◆ **Exercise aim**: Take the data below and repeat it exactly.

◆ **Input data**:
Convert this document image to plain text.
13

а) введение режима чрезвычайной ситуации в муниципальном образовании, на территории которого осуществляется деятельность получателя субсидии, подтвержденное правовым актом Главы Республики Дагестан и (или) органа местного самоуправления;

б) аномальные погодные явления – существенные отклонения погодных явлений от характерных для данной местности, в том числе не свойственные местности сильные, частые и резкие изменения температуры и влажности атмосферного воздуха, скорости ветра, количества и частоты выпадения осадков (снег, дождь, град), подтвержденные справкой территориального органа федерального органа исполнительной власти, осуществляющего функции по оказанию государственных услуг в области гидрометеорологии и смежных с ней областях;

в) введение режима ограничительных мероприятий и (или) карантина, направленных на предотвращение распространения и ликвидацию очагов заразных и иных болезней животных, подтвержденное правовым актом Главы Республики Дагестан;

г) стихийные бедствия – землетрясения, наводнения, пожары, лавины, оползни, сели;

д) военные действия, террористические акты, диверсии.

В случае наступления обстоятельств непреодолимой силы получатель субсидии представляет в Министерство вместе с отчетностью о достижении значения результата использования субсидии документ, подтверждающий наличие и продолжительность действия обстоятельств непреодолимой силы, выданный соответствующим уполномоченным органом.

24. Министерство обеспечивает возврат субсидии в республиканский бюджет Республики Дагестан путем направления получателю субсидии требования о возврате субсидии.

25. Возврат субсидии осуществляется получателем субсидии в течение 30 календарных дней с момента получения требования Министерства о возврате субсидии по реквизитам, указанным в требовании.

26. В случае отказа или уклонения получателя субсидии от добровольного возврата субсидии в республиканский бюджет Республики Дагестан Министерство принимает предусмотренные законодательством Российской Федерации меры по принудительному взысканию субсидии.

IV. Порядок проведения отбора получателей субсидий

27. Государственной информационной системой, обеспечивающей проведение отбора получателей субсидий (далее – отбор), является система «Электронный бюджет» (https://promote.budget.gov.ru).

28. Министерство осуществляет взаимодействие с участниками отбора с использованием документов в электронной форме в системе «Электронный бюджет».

◆ **Exercise output**:
Convert this document image to plain text.
13

а) введение режима чрезвычайной ситуации в муниципальном образовании, на территории которого осуществляется деятельность получателя субсидии, подтвержденное правовым актом Главы Республики Дагестан и (или) органа местного самоуправления;

б) аномальные погодные явления – существенные отклонения погодных явлений от характерных для данной местности, в том числе не свойственные местности сильные, частые и резкие изменения температуры и влажности атмосферного воздуха, скорости ветра, количества и частоты выпадения осадков (снег, дождь, град), подтвержденные справкой территориального органа федерального органа исполнительной власти, осуществляющего функции по оказанию государственных услуг в области гидрометеорологии и смежных с ней областях;

в) введение режима ограничительных мероприятий и (или) карантина, направленных на предотвращение распространения и ликвидацию очагов заразных и иных болезней животных, подтвержденное правовым актом Главы Республики Дагестан;

г) стихийные бедствия – землетрясения, наводнения, пожары, лавины, оползни, сели;

д) военные действия, террористические акты, диверсии.

В случае наступления обстоятельств непреодолимой силы получатель субсидии представляет в Министерство вместе с отчетностью о достижении значения результата использования субсидии документ, подтверждающий наличие и продолжительность действия обстоятельств непреодолимой силы, выданный соответствующим уполномоченным органом.

24. Министерство обеспечивает возврат субсидии в республиканский бюджет Республики Дагестан путем направления получателю субсидии требования о возврате субсидии.

25. Возврат субсидии осуществляется получателем субсидии в течение 30 календарных дней с момента получения требования Министерства о возврате субсидии по реквизитам, указанным в требовании.

26. В случае отказа или уклонения получателя субсидии от добровольного возврата субсидии в республиканский бюджет Республики Дагестан Министерство принимает предусмотренные законодательством Российской Федерации меры по принудительному взысканию субсидии.

IV. Порядок проведения отбора получателей субсидий

27. Государственной информационной системой, обеспечивающей проведение отбора получателей субсидий (далее – отбор), является система «Электронный бюджет» (https://promote.budget.gov.ru).

28. Министерство осуществляет взаимодействие с участниками отбора с использованием документов в электронной форме в системе «Электронный бюджет».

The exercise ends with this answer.